▸ WHAT NEEDS TO BE DONE
In this exercise, reproduce all the entries that follow exactly.

▸ MATERIAL SUPPLIED
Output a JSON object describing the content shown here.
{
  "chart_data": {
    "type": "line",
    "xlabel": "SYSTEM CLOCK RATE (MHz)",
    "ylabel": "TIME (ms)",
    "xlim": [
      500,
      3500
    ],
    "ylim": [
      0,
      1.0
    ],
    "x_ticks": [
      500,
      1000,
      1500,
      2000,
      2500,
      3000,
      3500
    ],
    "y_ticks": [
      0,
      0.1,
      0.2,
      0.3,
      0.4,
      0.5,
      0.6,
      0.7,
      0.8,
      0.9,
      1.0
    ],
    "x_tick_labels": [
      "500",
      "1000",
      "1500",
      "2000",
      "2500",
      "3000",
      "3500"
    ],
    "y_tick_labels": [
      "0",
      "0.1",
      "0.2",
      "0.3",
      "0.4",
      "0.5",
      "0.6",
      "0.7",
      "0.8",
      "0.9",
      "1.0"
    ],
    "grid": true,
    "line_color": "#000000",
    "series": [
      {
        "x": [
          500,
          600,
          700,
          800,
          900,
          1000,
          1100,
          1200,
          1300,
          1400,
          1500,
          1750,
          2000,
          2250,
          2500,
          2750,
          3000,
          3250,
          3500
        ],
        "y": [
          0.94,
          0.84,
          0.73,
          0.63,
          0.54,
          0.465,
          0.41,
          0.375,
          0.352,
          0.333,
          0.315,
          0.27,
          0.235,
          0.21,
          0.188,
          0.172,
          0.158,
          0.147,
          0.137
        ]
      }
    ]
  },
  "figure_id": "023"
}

▸ OUTPUT
Output a JSON object describing the content shown here.
{
  "chart_data": {
    "type": "line",
    "xlabel": "SYSTEM CLOCK RATE (MHz)",
    "ylabel": "TIME (ms)",
    "xlim": [
      500,
      3500
    ],
    "ylim": [
      0,
      1.0
    ],
    "x_ticks": [
      500,
      1000,
      1500,
      2000,
      2500,
      3000,
      3500
    ],
    "y_ticks": [
      0,
      0.1,
      0.2,
      0.3,
      0.4,
      0.5,
      0.6,
      0.7,
      0.8,
      0.9,
      1.0
    ],
    "x_tick_labels": [
      "500",
      "1000",
      "1500",
      "2000",
      "2500",
      "3000",
      "3500"
    ],
    "y_tick_labels": [
      "0",
      "0.1",
      "0.2",
      "0.3",
      "0.4",
      "0.5",
      "0.6",
      "0.7",
      "0.8",
      "0.9",
      "1.0"
    ],
    "grid": true,
    "line_color": "#000000",
    "series": [
      {
        "x": [
          500,
          600,
          700,
          800,
          900,
          1000,
          1100,
          1200,
          1300,
          1400,
          1500,
          1750,
          2000,
          2250,
          2500,
          2750,
          3000,
          3250,
          3500
        ],
        "y": [
          0.94,
          0.84,
          0.73,
          0.63,
          0.54,
          0.465,
          0.41,
          0.375,
          0.352,
          0.333,
          0.315,
          0.27,
          0.235,
          0.21,
          0.188,
          0.172,
          0.158,
          0.147,
          0.137
        ]
      }
    ]
  },
  "figure_id": "023"
}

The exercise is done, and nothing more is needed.